Given task: Make an exact copy of the data below, leaving out every picture.

____

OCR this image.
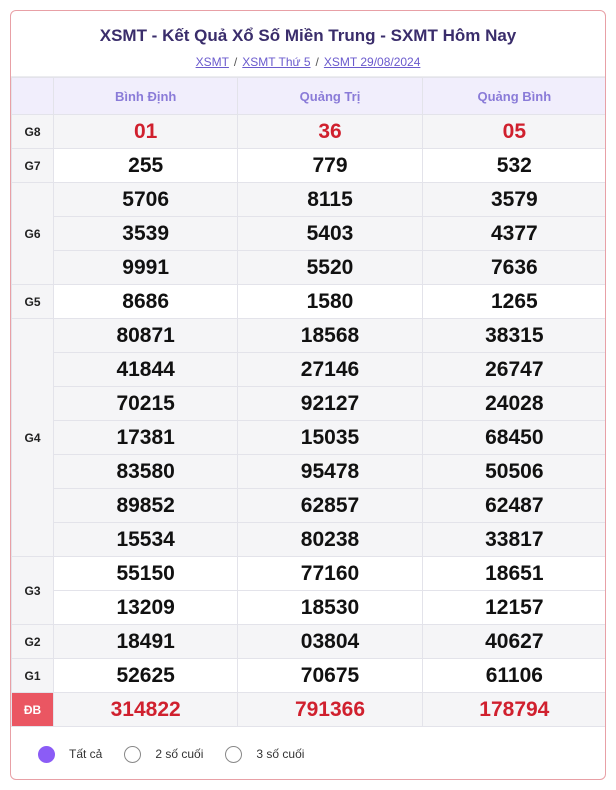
XSMT - Kết Quả Xổ Số Miền Trung - SXMT Hôm Nay
XSMT / XSMT Thứ 5 / XSMT 29/08/2024
	Bình Định	Quảng Trị	Quảng Bình
G8	01	36	05
G7	255	779	532
G6	5706	8115	3579
	3539	5403	4377
	9991	5520	7636
G5	8686	1580	1265
G4	80871	18568	38315
	41844	27146	26747
	70215	92127	24028
	17381	15035	68450
	83580	95478	50506
	89852	62857	62487
	15534	80238	33817
G3	55150	77160	18651
	13209	18530	12157
G2	18491	03804	40627
G1	52625	70675	61106
ĐB	314822	791366	178794
Tất cả	2 số cuối	3 số cuối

____

Result:
OCR this image.
XSMT - Kết Quả Xổ Số Miền Trung - SXMT Hôm Nay
XSMT / XSMT Thứ 5 / XSMT 29/08/2024
	Bình Định	Quảng Trị	Quảng Bình
G8	01	36	05
G7	255	779	532
G6	5706	8115	3579
	3539	5403	4377
	9991	5520	7636
G5	8686	1580	1265
G4	80871	18568	38315
	41844	27146	26747
	70215	92127	24028
	17381	15035	68450
	83580	95478	50506
	89852	62857	62487
	15534	80238	33817
G3	55150	77160	18651
	13209	18530	12157
G2	18491	03804	40627
G1	52625	70675	61106
ĐB	314822	791366	178794
Tất cả	2 số cuối	3 số cuối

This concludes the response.